** Start Data in this exercise **

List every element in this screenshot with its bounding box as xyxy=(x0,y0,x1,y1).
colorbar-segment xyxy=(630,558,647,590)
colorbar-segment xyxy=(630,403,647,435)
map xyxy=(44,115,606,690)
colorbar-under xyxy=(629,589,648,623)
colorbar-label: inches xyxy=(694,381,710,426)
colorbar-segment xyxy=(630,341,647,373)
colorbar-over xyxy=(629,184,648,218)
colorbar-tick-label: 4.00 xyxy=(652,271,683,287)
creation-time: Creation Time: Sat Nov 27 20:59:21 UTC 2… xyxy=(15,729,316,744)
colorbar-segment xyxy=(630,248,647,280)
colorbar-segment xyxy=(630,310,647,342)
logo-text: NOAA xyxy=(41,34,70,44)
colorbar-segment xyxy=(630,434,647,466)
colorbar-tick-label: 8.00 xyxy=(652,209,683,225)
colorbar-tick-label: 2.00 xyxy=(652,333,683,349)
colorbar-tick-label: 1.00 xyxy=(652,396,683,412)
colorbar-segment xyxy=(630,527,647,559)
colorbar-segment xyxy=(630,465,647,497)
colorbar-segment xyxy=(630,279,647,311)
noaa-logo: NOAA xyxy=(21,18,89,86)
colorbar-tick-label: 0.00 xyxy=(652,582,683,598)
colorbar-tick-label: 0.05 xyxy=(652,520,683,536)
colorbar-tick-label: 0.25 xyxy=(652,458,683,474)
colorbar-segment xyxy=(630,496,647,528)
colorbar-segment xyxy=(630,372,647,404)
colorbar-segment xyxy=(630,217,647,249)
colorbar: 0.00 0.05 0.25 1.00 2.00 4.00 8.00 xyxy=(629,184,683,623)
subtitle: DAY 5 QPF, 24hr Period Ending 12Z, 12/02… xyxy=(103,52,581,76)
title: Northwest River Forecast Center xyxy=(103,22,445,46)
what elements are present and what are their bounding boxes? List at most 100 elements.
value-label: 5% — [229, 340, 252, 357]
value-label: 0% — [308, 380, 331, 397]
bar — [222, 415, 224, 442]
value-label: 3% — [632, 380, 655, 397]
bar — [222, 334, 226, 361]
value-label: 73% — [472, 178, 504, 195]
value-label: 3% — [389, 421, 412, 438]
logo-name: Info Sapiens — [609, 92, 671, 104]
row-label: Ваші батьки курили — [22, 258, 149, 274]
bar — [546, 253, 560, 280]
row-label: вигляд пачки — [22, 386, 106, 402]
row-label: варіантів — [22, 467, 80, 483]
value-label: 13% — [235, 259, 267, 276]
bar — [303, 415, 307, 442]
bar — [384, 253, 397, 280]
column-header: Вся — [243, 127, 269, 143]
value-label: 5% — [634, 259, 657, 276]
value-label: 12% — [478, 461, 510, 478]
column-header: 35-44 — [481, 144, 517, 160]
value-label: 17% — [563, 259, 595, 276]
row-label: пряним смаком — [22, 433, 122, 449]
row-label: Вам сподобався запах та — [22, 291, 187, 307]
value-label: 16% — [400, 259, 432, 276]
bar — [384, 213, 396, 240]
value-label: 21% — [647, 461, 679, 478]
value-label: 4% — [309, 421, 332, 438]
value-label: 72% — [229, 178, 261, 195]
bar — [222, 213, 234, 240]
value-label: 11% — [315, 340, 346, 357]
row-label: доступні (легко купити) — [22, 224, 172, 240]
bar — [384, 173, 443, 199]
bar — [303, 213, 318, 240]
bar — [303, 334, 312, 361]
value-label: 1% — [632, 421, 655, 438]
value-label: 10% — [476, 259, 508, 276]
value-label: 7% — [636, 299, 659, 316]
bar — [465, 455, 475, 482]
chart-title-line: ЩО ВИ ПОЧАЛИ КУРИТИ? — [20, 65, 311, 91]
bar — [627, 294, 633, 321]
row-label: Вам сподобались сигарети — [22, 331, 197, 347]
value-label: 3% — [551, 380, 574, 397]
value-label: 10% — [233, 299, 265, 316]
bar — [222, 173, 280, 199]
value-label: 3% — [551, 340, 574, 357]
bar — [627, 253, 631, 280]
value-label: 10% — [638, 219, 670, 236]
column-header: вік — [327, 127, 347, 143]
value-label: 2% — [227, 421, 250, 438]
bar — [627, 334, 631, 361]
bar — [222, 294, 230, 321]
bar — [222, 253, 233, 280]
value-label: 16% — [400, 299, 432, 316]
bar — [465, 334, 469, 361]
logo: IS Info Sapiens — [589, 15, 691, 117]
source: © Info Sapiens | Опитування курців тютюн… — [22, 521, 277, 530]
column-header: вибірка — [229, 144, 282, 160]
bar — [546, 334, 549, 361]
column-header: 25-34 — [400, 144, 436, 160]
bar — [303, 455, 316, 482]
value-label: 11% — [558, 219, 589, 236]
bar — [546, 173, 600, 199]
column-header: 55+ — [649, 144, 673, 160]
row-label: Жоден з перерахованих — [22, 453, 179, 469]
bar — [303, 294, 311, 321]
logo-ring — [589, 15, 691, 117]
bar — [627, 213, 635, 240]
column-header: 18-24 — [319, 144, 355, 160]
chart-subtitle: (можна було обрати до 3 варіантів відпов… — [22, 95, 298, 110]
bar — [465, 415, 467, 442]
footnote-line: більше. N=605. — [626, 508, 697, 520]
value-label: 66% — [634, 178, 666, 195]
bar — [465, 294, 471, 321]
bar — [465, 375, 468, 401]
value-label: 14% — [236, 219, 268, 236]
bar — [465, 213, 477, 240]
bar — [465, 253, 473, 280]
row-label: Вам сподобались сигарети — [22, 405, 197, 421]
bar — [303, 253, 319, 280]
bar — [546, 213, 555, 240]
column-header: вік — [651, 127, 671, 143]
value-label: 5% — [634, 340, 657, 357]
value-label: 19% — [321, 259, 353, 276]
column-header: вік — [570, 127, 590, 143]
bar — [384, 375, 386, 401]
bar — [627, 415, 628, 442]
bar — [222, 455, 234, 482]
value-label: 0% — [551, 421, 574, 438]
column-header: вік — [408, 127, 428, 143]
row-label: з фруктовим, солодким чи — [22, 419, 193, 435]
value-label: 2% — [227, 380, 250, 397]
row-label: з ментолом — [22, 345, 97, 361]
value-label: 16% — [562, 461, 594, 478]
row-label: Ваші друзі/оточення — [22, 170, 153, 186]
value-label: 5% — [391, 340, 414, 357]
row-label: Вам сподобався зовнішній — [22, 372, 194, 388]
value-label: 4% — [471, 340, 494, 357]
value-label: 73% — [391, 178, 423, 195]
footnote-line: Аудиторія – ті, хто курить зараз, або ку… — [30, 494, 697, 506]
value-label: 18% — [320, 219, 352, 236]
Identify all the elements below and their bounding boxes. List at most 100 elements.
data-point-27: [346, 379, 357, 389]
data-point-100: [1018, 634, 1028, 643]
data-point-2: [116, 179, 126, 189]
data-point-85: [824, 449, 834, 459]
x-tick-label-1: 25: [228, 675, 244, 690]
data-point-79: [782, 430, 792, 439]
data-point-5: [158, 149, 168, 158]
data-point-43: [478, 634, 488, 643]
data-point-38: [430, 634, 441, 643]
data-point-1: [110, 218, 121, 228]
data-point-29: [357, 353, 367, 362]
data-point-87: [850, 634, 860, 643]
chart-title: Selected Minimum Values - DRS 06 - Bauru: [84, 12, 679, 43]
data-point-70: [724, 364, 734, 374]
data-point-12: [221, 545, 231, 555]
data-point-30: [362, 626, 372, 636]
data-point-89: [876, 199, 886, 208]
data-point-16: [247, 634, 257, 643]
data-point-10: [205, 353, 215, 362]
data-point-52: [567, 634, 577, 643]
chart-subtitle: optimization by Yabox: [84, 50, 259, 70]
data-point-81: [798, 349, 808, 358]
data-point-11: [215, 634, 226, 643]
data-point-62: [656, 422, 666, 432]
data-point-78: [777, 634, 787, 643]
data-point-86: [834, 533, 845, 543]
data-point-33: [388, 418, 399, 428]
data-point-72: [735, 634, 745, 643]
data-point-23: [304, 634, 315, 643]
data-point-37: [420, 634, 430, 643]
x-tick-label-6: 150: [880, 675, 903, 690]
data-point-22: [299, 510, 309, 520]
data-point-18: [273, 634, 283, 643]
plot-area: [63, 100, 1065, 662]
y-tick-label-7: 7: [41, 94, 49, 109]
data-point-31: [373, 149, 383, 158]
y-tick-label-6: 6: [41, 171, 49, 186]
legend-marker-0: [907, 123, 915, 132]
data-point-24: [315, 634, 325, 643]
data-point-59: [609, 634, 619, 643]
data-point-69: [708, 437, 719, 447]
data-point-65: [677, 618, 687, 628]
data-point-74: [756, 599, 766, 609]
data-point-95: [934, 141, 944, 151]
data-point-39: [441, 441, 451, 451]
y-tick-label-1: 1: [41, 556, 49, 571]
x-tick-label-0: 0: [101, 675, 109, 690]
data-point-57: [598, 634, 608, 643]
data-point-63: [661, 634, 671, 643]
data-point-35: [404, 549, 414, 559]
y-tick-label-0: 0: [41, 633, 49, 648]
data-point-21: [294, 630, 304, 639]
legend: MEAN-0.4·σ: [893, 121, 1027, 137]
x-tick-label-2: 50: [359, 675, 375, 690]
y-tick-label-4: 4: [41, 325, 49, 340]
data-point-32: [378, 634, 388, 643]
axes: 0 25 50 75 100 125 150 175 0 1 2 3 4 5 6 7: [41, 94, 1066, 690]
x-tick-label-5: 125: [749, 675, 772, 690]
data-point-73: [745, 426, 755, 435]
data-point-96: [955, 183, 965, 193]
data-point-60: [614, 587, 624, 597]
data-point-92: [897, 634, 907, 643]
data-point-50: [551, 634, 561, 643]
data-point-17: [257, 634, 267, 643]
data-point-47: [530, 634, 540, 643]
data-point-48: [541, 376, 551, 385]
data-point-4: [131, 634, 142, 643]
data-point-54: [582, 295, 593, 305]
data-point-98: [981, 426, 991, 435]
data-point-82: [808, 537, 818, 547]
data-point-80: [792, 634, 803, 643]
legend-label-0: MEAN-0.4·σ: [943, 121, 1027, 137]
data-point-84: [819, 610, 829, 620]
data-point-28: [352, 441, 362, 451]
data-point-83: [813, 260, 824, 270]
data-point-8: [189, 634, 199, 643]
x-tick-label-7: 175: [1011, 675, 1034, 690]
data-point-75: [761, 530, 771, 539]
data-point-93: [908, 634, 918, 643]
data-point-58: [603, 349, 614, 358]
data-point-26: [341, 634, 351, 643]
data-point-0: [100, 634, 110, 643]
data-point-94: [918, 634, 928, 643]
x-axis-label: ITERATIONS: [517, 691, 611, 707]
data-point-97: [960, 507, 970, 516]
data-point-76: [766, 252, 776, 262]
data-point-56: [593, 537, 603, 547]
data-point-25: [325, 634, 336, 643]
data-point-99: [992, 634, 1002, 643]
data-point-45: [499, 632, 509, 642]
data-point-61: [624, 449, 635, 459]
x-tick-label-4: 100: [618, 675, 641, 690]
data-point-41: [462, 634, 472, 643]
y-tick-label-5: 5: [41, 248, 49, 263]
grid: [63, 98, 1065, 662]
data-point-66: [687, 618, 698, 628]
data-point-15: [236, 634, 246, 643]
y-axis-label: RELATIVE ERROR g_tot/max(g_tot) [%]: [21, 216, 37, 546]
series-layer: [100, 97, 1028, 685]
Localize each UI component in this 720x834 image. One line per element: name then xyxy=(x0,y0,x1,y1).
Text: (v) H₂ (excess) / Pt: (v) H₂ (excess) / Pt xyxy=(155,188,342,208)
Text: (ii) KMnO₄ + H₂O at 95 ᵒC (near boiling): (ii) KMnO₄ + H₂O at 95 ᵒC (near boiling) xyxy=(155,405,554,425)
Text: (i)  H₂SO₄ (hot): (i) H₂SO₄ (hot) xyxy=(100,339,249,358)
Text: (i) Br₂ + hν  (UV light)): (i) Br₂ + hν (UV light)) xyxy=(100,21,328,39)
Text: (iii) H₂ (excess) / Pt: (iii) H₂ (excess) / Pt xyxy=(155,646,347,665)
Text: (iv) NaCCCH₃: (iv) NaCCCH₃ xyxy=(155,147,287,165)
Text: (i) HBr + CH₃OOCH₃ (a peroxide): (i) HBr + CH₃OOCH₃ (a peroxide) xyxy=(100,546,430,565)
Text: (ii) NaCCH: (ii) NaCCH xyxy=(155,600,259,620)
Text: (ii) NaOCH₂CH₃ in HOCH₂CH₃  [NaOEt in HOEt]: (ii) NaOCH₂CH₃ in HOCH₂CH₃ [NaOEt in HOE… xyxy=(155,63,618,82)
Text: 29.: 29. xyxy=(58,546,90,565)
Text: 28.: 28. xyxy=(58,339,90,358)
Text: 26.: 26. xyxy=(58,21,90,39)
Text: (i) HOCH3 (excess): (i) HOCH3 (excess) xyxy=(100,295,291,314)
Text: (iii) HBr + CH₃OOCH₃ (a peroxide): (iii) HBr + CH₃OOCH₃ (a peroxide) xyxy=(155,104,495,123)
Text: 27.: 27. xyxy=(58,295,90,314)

** End Data in this exercise **

Problem to work on
In the records from the first line through the line containing "logo-text: NOAA xyxy=(41,34,70,44)", rename "colorbar-segment" to "colorbar-bin" and reproduce those lines with no other change.

Response
List every element in this screenshot with its bounding box as xyxy=(x0,y0,x1,y1).
colorbar-bin xyxy=(630,558,647,590)
colorbar-bin xyxy=(630,403,647,435)
map xyxy=(44,115,606,690)
colorbar-under xyxy=(629,589,648,623)
colorbar-label: inches xyxy=(694,381,710,426)
colorbar-bin xyxy=(630,341,647,373)
colorbar-over xyxy=(629,184,648,218)
colorbar-tick-label: 4.00 xyxy=(652,271,683,287)
creation-time: Creation Time: Sat Nov 27 20:59:21 UTC 2… xyxy=(15,729,316,744)
colorbar-bin xyxy=(630,248,647,280)
colorbar-bin xyxy=(630,310,647,342)
logo-text: NOAA xyxy=(41,34,70,44)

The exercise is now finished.